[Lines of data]

• • • • • • •

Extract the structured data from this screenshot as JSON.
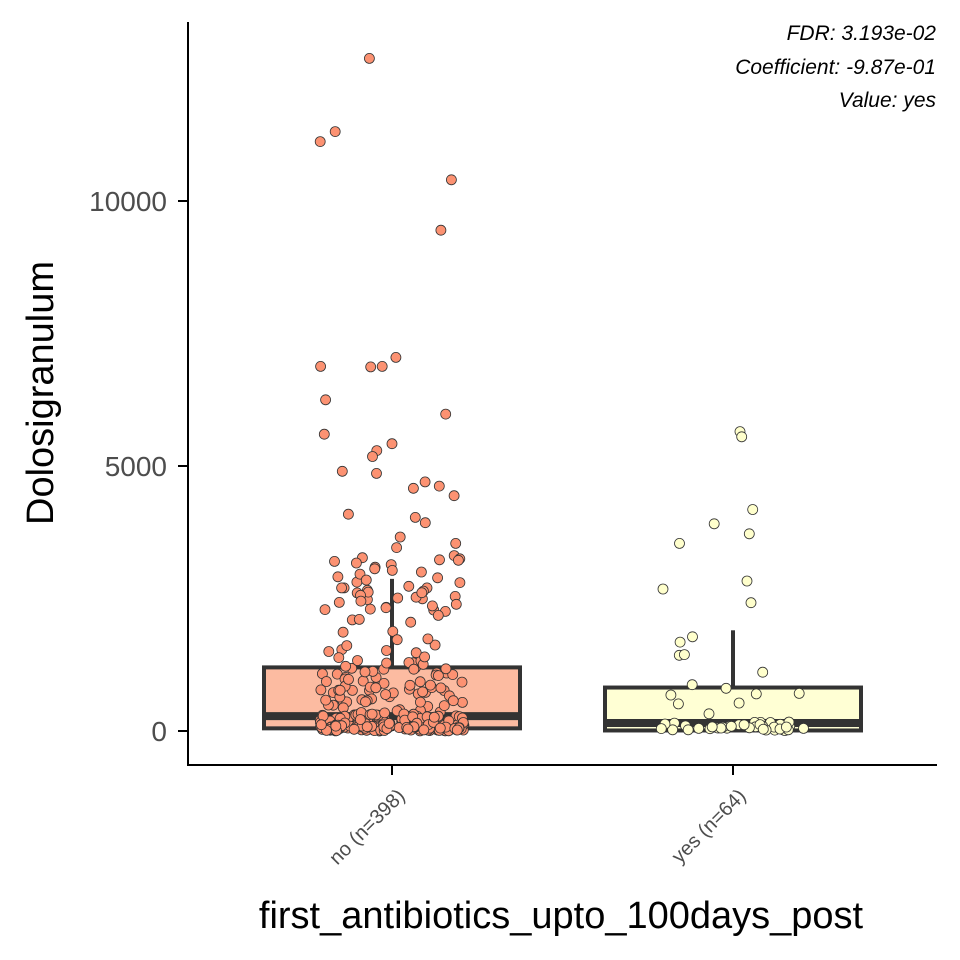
{
  "chart_data": {
    "type": "box",
    "xlabel": "first_antibiotics_upto_100days_post",
    "ylabel": "Dolosigranulum",
    "yticks": [
      0,
      5000,
      10000
    ],
    "ylim": [
      -650,
      13300
    ],
    "grid": false,
    "legend": "none",
    "annotations": [
      "FDR: 3.193e-02",
      "Coefficient: -9.87e-01",
      "Value: yes"
    ],
    "categories": [
      "no (n=398)",
      "yes (n=64)"
    ],
    "groups": [
      {
        "category": "no (n=398)",
        "n": 398,
        "color": "#fcbba1",
        "point_color": "#fc9272",
        "box": {
          "min": 0,
          "q1": 50,
          "median": 280,
          "q3": 1200,
          "max": 2870
        },
        "outliers": [
          12690,
          11310,
          11120,
          10400,
          9450,
          7050,
          6880,
          6880,
          6870,
          6250,
          5980,
          5600,
          5420,
          5290,
          5180,
          4900,
          4860,
          4700,
          4620,
          4580,
          4440,
          4090,
          4030,
          3930,
          3660,
          3540,
          3460,
          3310,
          3270,
          3250,
          3230,
          3220,
          3200,
          3170,
          3140,
          3090,
          3060,
          3030,
          3000,
          2960,
          2910,
          2890,
          2850,
          2800,
          2730,
          2700,
          2640,
          2610,
          2560,
          2540,
          2510,
          2450,
          2390,
          2300,
          2290
        ]
      },
      {
        "category": "yes (n=64)",
        "n": 64,
        "color": "#ffffd4",
        "point_color": "#ffffcc",
        "box": {
          "min": 0,
          "q1": 10,
          "median": 150,
          "q3": 820,
          "max": 1900
        },
        "outliers": [
          5650,
          5550,
          4180,
          3910,
          3720,
          3540,
          2830,
          2680,
          2420
        ]
      }
    ]
  },
  "colors": {
    "axis": "#000000",
    "box_stroke": "#333333",
    "point_stroke": "#333333"
  }
}
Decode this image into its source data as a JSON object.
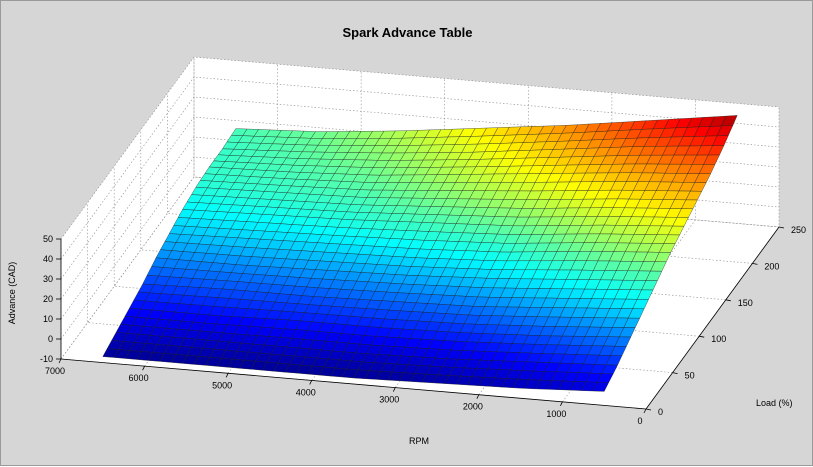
{
  "chart_data": {
    "type": "surface",
    "title": "Spark Advance Table",
    "xlabel": "RPM",
    "ylabel": "Load (%)",
    "zlabel": "Advance (CAD)",
    "x_ticks": [
      0,
      1000,
      2000,
      3000,
      4000,
      5000,
      6000,
      7000
    ],
    "y_ticks": [
      0,
      50,
      100,
      150,
      200,
      250
    ],
    "z_ticks": [
      -10,
      0,
      10,
      20,
      30,
      40,
      50
    ],
    "xlim": [
      0,
      7000
    ],
    "ylim": [
      0,
      250
    ],
    "zlim": [
      -10,
      50
    ],
    "colormap": "jet",
    "grid": true,
    "rpm": [
      500,
      1500,
      2500,
      3500,
      4500,
      5500,
      6500
    ],
    "load": [
      0,
      25,
      50,
      75,
      100,
      125,
      150,
      175,
      200,
      225,
      250
    ],
    "advance": [
      [
        -3,
        1,
        6,
        11,
        16,
        21,
        25,
        29,
        33,
        38,
        44
      ],
      [
        -5,
        -1,
        3,
        8,
        13,
        18,
        22,
        26,
        30,
        34,
        38
      ],
      [
        -6,
        -3,
        1,
        5,
        10,
        14,
        18,
        22,
        26,
        29,
        32
      ],
      [
        -7,
        -4,
        0,
        4,
        8,
        12,
        16,
        19,
        22,
        24,
        27
      ],
      [
        -7,
        -4,
        0,
        3,
        7,
        11,
        14,
        16,
        18,
        20,
        22
      ],
      [
        -7,
        -4,
        -1,
        3,
        6,
        10,
        13,
        15,
        16,
        17,
        18
      ],
      [
        -7,
        -4,
        -1,
        2,
        6,
        9,
        12,
        14,
        15,
        15,
        16
      ]
    ]
  }
}
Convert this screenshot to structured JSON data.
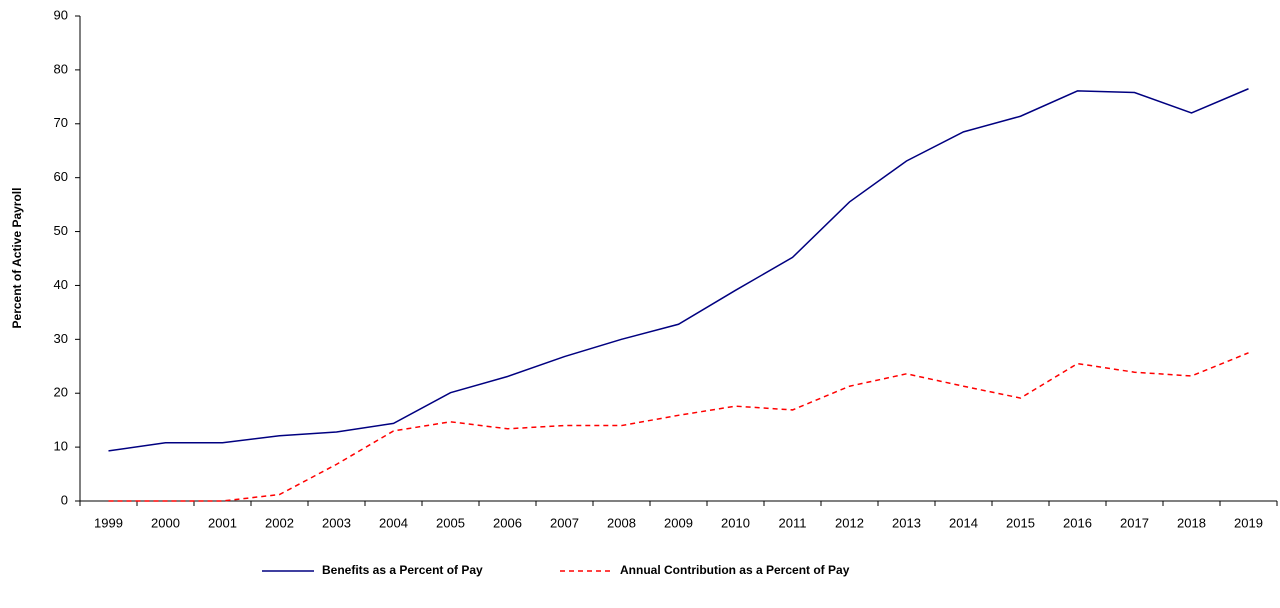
{
  "chart_data": {
    "type": "line",
    "y_label": "Percent of Active Payroll",
    "categories": [
      "1999",
      "2000",
      "2001",
      "2002",
      "2003",
      "2004",
      "2005",
      "2006",
      "2007",
      "2008",
      "2009",
      "2010",
      "2011",
      "2012",
      "2013",
      "2014",
      "2015",
      "2016",
      "2017",
      "2018",
      "2019"
    ],
    "series": [
      {
        "name": "Benefits as a Percent of Pay",
        "color": "#000080",
        "dash": false,
        "values": [
          9.3,
          10.8,
          10.8,
          12.1,
          12.8,
          14.4,
          20.1,
          23.1,
          26.8,
          30,
          32.8,
          39.1,
          45.2,
          55.5,
          63.1,
          68.5,
          71.4,
          76.1,
          75.8,
          72,
          76.5
        ]
      },
      {
        "name": "Annual Contribution as a Percent of Pay",
        "color": "#ff0000",
        "dash": true,
        "values": [
          0,
          0,
          0,
          1.2,
          6.8,
          13,
          14.7,
          13.4,
          14,
          14,
          15.9,
          17.6,
          16.9,
          21.3,
          23.6,
          21.3,
          19.1,
          25.5,
          23.9,
          23.2,
          27.5
        ]
      }
    ],
    "ylim": [
      0,
      90
    ],
    "yticks": [
      0,
      10,
      20,
      30,
      40,
      50,
      60,
      70,
      80,
      90
    ]
  }
}
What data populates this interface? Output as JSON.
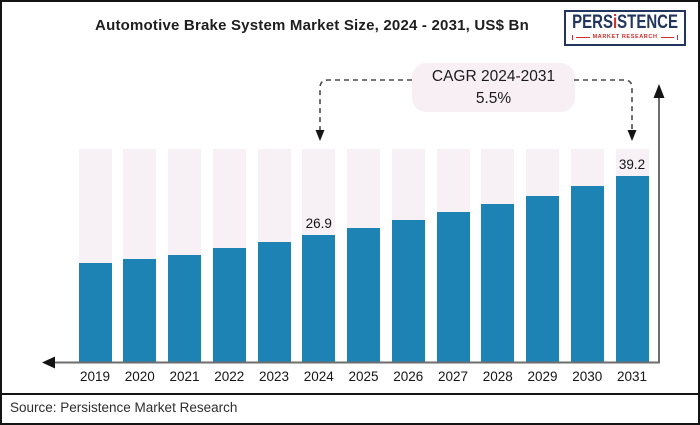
{
  "header": {
    "title": "Automotive Brake System Market Size, 2024 - 2031, US$ Bn"
  },
  "logo": {
    "brand_pre": "PERS",
    "brand_i": "i",
    "brand_post": "STENCE",
    "tagline": "MARKET RESEARCH"
  },
  "callout": {
    "title": "CAGR 2024-2031",
    "value": "5.5%"
  },
  "source_note": "Source: Persistence Market Research",
  "colors": {
    "bar_fill": "#1d83b4",
    "bar_track": "#f7f1f5",
    "callout_bg": "#f8eff5",
    "axis_line": "#6e6e6e",
    "arrowhead": "#141414",
    "connector": "#4a4a4a",
    "logo_navy": "#21355f",
    "logo_red": "#cf2e2e"
  },
  "chart_data": {
    "type": "bar",
    "title": "Automotive Brake System Market Size, 2024 - 2031, US$ Bn",
    "unit": "US$ Bn",
    "categories": [
      "2019",
      "2020",
      "2021",
      "2022",
      "2023",
      "2024",
      "2025",
      "2026",
      "2027",
      "2028",
      "2029",
      "2030",
      "2031"
    ],
    "values": [
      21.0,
      21.7,
      22.7,
      24.0,
      25.4,
      26.9,
      28.4,
      29.9,
      31.6,
      33.3,
      35.1,
      37.1,
      39.2
    ],
    "data_labels": {
      "2024": "26.9",
      "2031": "39.2"
    },
    "ylim": [
      0,
      45
    ],
    "xlabel": "",
    "ylabel": "",
    "grid": false,
    "legend": false,
    "annotation": {
      "label": "CAGR 2024-2031",
      "value": "5.5%",
      "from_category": "2024",
      "to_category": "2031"
    }
  }
}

• • • • • • •

Task:
Every entry above needs to be retyped exactly; drop the pictures.

Written answer:
Extract the structured data from this screenshot as JSON.
{
  "chart_data": {
    "type": "box",
    "xlabel": "first_antibiotics_upto_100days_post",
    "ylabel": "Dolosigranulum",
    "yticks": [
      0,
      5000,
      10000
    ],
    "ylim": [
      -650,
      13300
    ],
    "grid": false,
    "legend": "none",
    "annotations": [
      "FDR: 3.193e-02",
      "Coefficient: -9.87e-01",
      "Value: yes"
    ],
    "categories": [
      "no (n=398)",
      "yes (n=64)"
    ],
    "groups": [
      {
        "category": "no (n=398)",
        "n": 398,
        "color": "#fcbba1",
        "point_color": "#fc9272",
        "box": {
          "min": 0,
          "q1": 50,
          "median": 280,
          "q3": 1200,
          "max": 2870
        },
        "outliers": [
          12690,
          11310,
          11120,
          10400,
          9450,
          7050,
          6880,
          6880,
          6870,
          6250,
          5980,
          5600,
          5420,
          5290,
          5180,
          4900,
          4860,
          4700,
          4620,
          4580,
          4440,
          4090,
          4030,
          3930,
          3660,
          3540,
          3460,
          3310,
          3270,
          3250,
          3230,
          3220,
          3200,
          3170,
          3140,
          3090,
          3060,
          3030,
          3000,
          2960,
          2910,
          2890,
          2850,
          2800,
          2730,
          2700,
          2640,
          2610,
          2560,
          2540,
          2510,
          2450,
          2390,
          2300,
          2290
        ]
      },
      {
        "category": "yes (n=64)",
        "n": 64,
        "color": "#ffffd4",
        "point_color": "#ffffcc",
        "box": {
          "min": 0,
          "q1": 10,
          "median": 150,
          "q3": 820,
          "max": 1900
        },
        "outliers": [
          5650,
          5550,
          4180,
          3910,
          3720,
          3540,
          2830,
          2680,
          2420
        ]
      }
    ]
  },
  "colors": {
    "axis": "#000000",
    "box_stroke": "#333333",
    "point_stroke": "#333333"
  }
}
Decode this image into its source data as a JSON object.
{
  "chart_data": {
    "type": "surface",
    "title": "Spark Advance Table",
    "xlabel": "RPM",
    "ylabel": "Load (%)",
    "zlabel": "Advance (CAD)",
    "x_ticks": [
      0,
      1000,
      2000,
      3000,
      4000,
      5000,
      6000,
      7000
    ],
    "y_ticks": [
      0,
      50,
      100,
      150,
      200,
      250
    ],
    "z_ticks": [
      -10,
      0,
      10,
      20,
      30,
      40,
      50
    ],
    "xlim": [
      0,
      7000
    ],
    "ylim": [
      0,
      250
    ],
    "zlim": [
      -10,
      50
    ],
    "colormap": "jet",
    "grid": true,
    "rpm": [
      500,
      1500,
      2500,
      3500,
      4500,
      5500,
      6500
    ],
    "load": [
      0,
      25,
      50,
      75,
      100,
      125,
      150,
      175,
      200,
      225,
      250
    ],
    "advance": [
      [
        -3,
        1,
        6,
        11,
        16,
        21,
        25,
        29,
        33,
        38,
        44
      ],
      [
        -5,
        -1,
        3,
        8,
        13,
        18,
        22,
        26,
        30,
        34,
        38
      ],
      [
        -6,
        -3,
        1,
        5,
        10,
        14,
        18,
        22,
        26,
        29,
        32
      ],
      [
        -7,
        -4,
        0,
        4,
        8,
        12,
        16,
        19,
        22,
        24,
        27
      ],
      [
        -7,
        -4,
        0,
        3,
        7,
        11,
        14,
        16,
        18,
        20,
        22
      ],
      [
        -7,
        -4,
        -1,
        3,
        6,
        10,
        13,
        15,
        16,
        17,
        18
      ],
      [
        -7,
        -4,
        -1,
        2,
        6,
        9,
        12,
        14,
        15,
        15,
        16
      ]
    ]
  }
}
Convert this screenshot to structured JSON data.
{
  "chart_data": {
    "type": "line",
    "y_label": "Percent of Active Payroll",
    "categories": [
      "1999",
      "2000",
      "2001",
      "2002",
      "2003",
      "2004",
      "2005",
      "2006",
      "2007",
      "2008",
      "2009",
      "2010",
      "2011",
      "2012",
      "2013",
      "2014",
      "2015",
      "2016",
      "2017",
      "2018",
      "2019"
    ],
    "series": [
      {
        "name": "Benefits as a Percent of Pay",
        "color": "#000080",
        "dash": false,
        "values": [
          9.3,
          10.8,
          10.8,
          12.1,
          12.8,
          14.4,
          20.1,
          23.1,
          26.8,
          30,
          32.8,
          39.1,
          45.2,
          55.5,
          63.1,
          68.5,
          71.4,
          76.1,
          75.8,
          72,
          76.5
        ]
      },
      {
        "name": "Annual Contribution as a Percent of Pay",
        "color": "#ff0000",
        "dash": true,
        "values": [
          0,
          0,
          0,
          1.2,
          6.8,
          13,
          14.7,
          13.4,
          14,
          14,
          15.9,
          17.6,
          16.9,
          21.3,
          23.6,
          21.3,
          19.1,
          25.5,
          23.9,
          23.2,
          27.5
        ]
      }
    ],
    "ylim": [
      0,
      90
    ],
    "yticks": [
      0,
      10,
      20,
      30,
      40,
      50,
      60,
      70,
      80,
      90
    ]
  }
}
What data populates this interface? Output as JSON.
{
  "header": {
    "title": "Automotive Brake System Market Size, 2024 - 2031, US$ Bn"
  },
  "logo": {
    "brand_pre": "PERS",
    "brand_i": "i",
    "brand_post": "STENCE",
    "tagline": "MARKET RESEARCH"
  },
  "callout": {
    "title": "CAGR 2024-2031",
    "value": "5.5%"
  },
  "source_note": "Source: Persistence Market Research",
  "colors": {
    "bar_fill": "#1d83b4",
    "bar_track": "#f7f1f5",
    "callout_bg": "#f8eff5",
    "axis_line": "#6e6e6e",
    "arrowhead": "#141414",
    "connector": "#4a4a4a",
    "logo_navy": "#21355f",
    "logo_red": "#cf2e2e"
  },
  "chart_data": {
    "type": "bar",
    "title": "Automotive Brake System Market Size, 2024 - 2031, US$ Bn",
    "unit": "US$ Bn",
    "categories": [
      "2019",
      "2020",
      "2021",
      "2022",
      "2023",
      "2024",
      "2025",
      "2026",
      "2027",
      "2028",
      "2029",
      "2030",
      "2031"
    ],
    "values": [
      21.0,
      21.7,
      22.7,
      24.0,
      25.4,
      26.9,
      28.4,
      29.9,
      31.6,
      33.3,
      35.1,
      37.1,
      39.2
    ],
    "data_labels": {
      "2024": "26.9",
      "2031": "39.2"
    },
    "ylim": [
      0,
      45
    ],
    "xlabel": "",
    "ylabel": "",
    "grid": false,
    "legend": false,
    "annotation": {
      "label": "CAGR 2024-2031",
      "value": "5.5%",
      "from_category": "2024",
      "to_category": "2031"
    }
  }
}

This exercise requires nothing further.